---------- RECORD EXCERPTS ----------

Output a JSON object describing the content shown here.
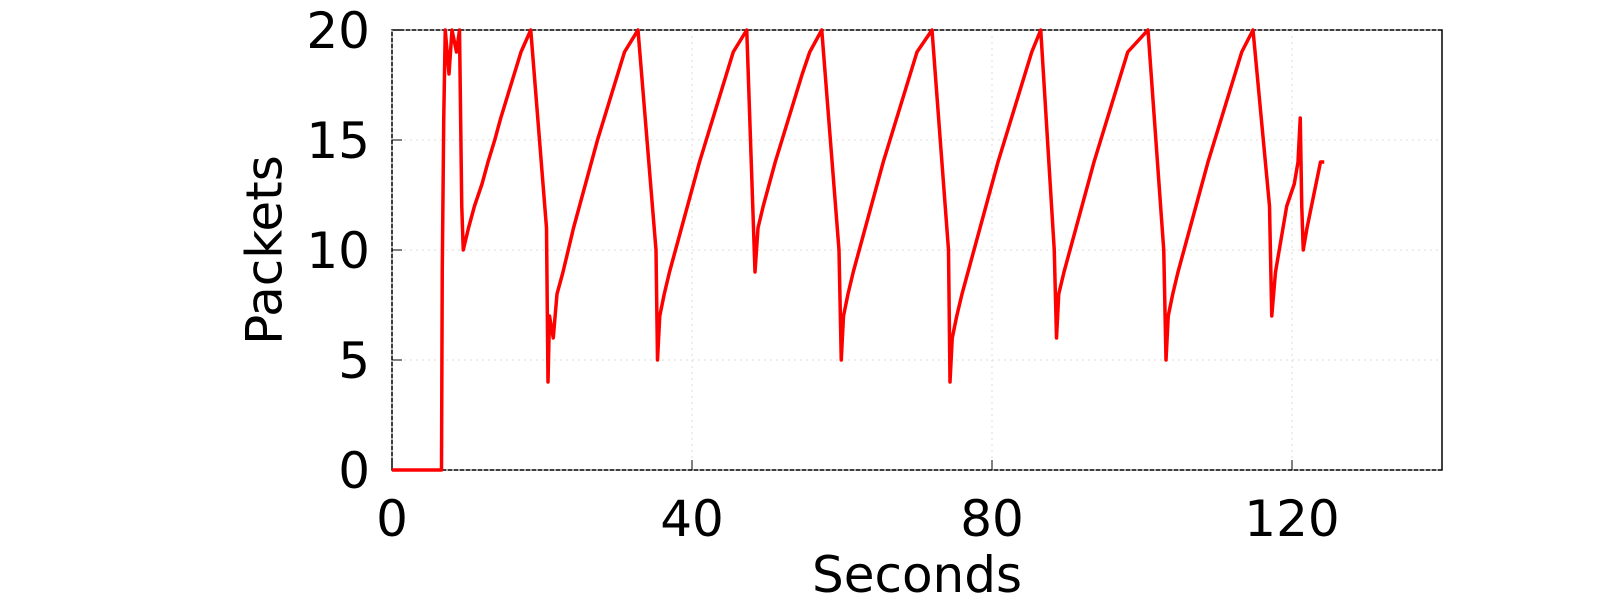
{
  "chart_data": {
    "type": "line",
    "x_label": "Seconds",
    "y_label": "Packets",
    "xlim": [
      0,
      140
    ],
    "ylim": [
      0,
      20
    ],
    "xticks": [
      0,
      40,
      80,
      120
    ],
    "yticks": [
      0,
      5,
      10,
      15,
      20
    ],
    "grid": true,
    "series": [
      {
        "color": "#ff0000",
        "x": [
          0,
          6.6,
          6.7,
          6.9,
          7.1,
          7.6,
          8,
          8.6,
          9,
          9.3,
          9.5,
          10.2,
          11,
          12,
          12.8,
          13.7,
          14.5,
          15.4,
          16.3,
          17.2,
          18.5,
          20.6,
          20.8,
          21,
          21.5,
          22,
          22.8,
          23.5,
          24.2,
          25,
          25.8,
          26.6,
          27.4,
          28.3,
          29.2,
          30.1,
          31,
          32.8,
          35.2,
          35.4,
          35.7,
          36.3,
          37,
          37.8,
          38.6,
          39.4,
          40.2,
          41,
          41.9,
          42.8,
          43.7,
          44.6,
          45.5,
          47.3,
          48.2,
          48.4,
          48.8,
          49.5,
          50.3,
          51.1,
          52,
          52.9,
          53.8,
          54.7,
          55.7,
          57.3,
          59.6,
          59.9,
          60.2,
          60.8,
          61.5,
          62.3,
          63.1,
          63.9,
          64.7,
          65.5,
          66.4,
          67.3,
          68.2,
          69.1,
          70,
          72,
          74.2,
          74.4,
          74.7,
          75.3,
          76,
          76.8,
          77.6,
          78.4,
          79.2,
          80,
          80.8,
          81.7,
          82.6,
          83.5,
          84.4,
          85.3,
          86.5,
          88.3,
          88.6,
          88.9,
          89.6,
          90.4,
          91.2,
          92,
          92.8,
          93.6,
          94.5,
          95.4,
          96.3,
          97.2,
          98.1,
          100.8,
          102.9,
          103.2,
          103.5,
          104.1,
          104.8,
          105.6,
          106.4,
          107.2,
          108,
          108.8,
          109.7,
          110.6,
          111.5,
          112.4,
          113.3,
          114.8,
          117,
          117.3,
          117.8,
          118.3,
          119.3,
          120.3,
          120.8,
          121.1,
          121.3,
          121.5,
          122,
          122.6,
          123.2,
          123.8,
          124.3
        ],
        "values": [
          0,
          0,
          9,
          16,
          20,
          18,
          20,
          19,
          20,
          12,
          10,
          11,
          12,
          13,
          14,
          15,
          16,
          17,
          18,
          19,
          20,
          11,
          4,
          7,
          6,
          8,
          9,
          10,
          11,
          12,
          13,
          14,
          15,
          16,
          17,
          18,
          19,
          20,
          10,
          5,
          7,
          8,
          9,
          10,
          11,
          12,
          13,
          14,
          15,
          16,
          17,
          18,
          19,
          20,
          11,
          9,
          11,
          12,
          13,
          14,
          15,
          16,
          17,
          18,
          19,
          20,
          10,
          5,
          7,
          8,
          9,
          10,
          11,
          12,
          13,
          14,
          15,
          16,
          17,
          18,
          19,
          20,
          10,
          4,
          6,
          7,
          8,
          9,
          10,
          11,
          12,
          13,
          14,
          15,
          16,
          17,
          18,
          19,
          20,
          10,
          6,
          8,
          9,
          10,
          11,
          12,
          13,
          14,
          15,
          16,
          17,
          18,
          19,
          20,
          10,
          5,
          7,
          8,
          9,
          10,
          11,
          12,
          13,
          14,
          15,
          16,
          17,
          18,
          19,
          20,
          12,
          7,
          9,
          10,
          12,
          13,
          14,
          16,
          12,
          10,
          11,
          12,
          13,
          14,
          14
        ]
      }
    ]
  }
}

----------

AIM OF THE EXERCISE:
Print all of the entries word for word. Skip any images they contain.

RESPONSE TO THIS TASK:
Output a JSON object describing the content shown here.
{
  "chart_data": {
    "type": "line",
    "x_label": "Seconds",
    "y_label": "Packets",
    "xlim": [
      0,
      140
    ],
    "ylim": [
      0,
      20
    ],
    "xticks": [
      0,
      40,
      80,
      120
    ],
    "yticks": [
      0,
      5,
      10,
      15,
      20
    ],
    "grid": true,
    "series": [
      {
        "color": "#ff0000",
        "x": [
          0,
          6.6,
          6.7,
          6.9,
          7.1,
          7.6,
          8,
          8.6,
          9,
          9.3,
          9.5,
          10.2,
          11,
          12,
          12.8,
          13.7,
          14.5,
          15.4,
          16.3,
          17.2,
          18.5,
          20.6,
          20.8,
          21,
          21.5,
          22,
          22.8,
          23.5,
          24.2,
          25,
          25.8,
          26.6,
          27.4,
          28.3,
          29.2,
          30.1,
          31,
          32.8,
          35.2,
          35.4,
          35.7,
          36.3,
          37,
          37.8,
          38.6,
          39.4,
          40.2,
          41,
          41.9,
          42.8,
          43.7,
          44.6,
          45.5,
          47.3,
          48.2,
          48.4,
          48.8,
          49.5,
          50.3,
          51.1,
          52,
          52.9,
          53.8,
          54.7,
          55.7,
          57.3,
          59.6,
          59.9,
          60.2,
          60.8,
          61.5,
          62.3,
          63.1,
          63.9,
          64.7,
          65.5,
          66.4,
          67.3,
          68.2,
          69.1,
          70,
          72,
          74.2,
          74.4,
          74.7,
          75.3,
          76,
          76.8,
          77.6,
          78.4,
          79.2,
          80,
          80.8,
          81.7,
          82.6,
          83.5,
          84.4,
          85.3,
          86.5,
          88.3,
          88.6,
          88.9,
          89.6,
          90.4,
          91.2,
          92,
          92.8,
          93.6,
          94.5,
          95.4,
          96.3,
          97.2,
          98.1,
          100.8,
          102.9,
          103.2,
          103.5,
          104.1,
          104.8,
          105.6,
          106.4,
          107.2,
          108,
          108.8,
          109.7,
          110.6,
          111.5,
          112.4,
          113.3,
          114.8,
          117,
          117.3,
          117.8,
          118.3,
          119.3,
          120.3,
          120.8,
          121.1,
          121.3,
          121.5,
          122,
          122.6,
          123.2,
          123.8,
          124.3
        ],
        "values": [
          0,
          0,
          9,
          16,
          20,
          18,
          20,
          19,
          20,
          12,
          10,
          11,
          12,
          13,
          14,
          15,
          16,
          17,
          18,
          19,
          20,
          11,
          4,
          7,
          6,
          8,
          9,
          10,
          11,
          12,
          13,
          14,
          15,
          16,
          17,
          18,
          19,
          20,
          10,
          5,
          7,
          8,
          9,
          10,
          11,
          12,
          13,
          14,
          15,
          16,
          17,
          18,
          19,
          20,
          11,
          9,
          11,
          12,
          13,
          14,
          15,
          16,
          17,
          18,
          19,
          20,
          10,
          5,
          7,
          8,
          9,
          10,
          11,
          12,
          13,
          14,
          15,
          16,
          17,
          18,
          19,
          20,
          10,
          4,
          6,
          7,
          8,
          9,
          10,
          11,
          12,
          13,
          14,
          15,
          16,
          17,
          18,
          19,
          20,
          10,
          6,
          8,
          9,
          10,
          11,
          12,
          13,
          14,
          15,
          16,
          17,
          18,
          19,
          20,
          10,
          5,
          7,
          8,
          9,
          10,
          11,
          12,
          13,
          14,
          15,
          16,
          17,
          18,
          19,
          20,
          12,
          7,
          9,
          10,
          12,
          13,
          14,
          16,
          12,
          10,
          11,
          12,
          13,
          14,
          14
        ]
      }
    ]
  }
}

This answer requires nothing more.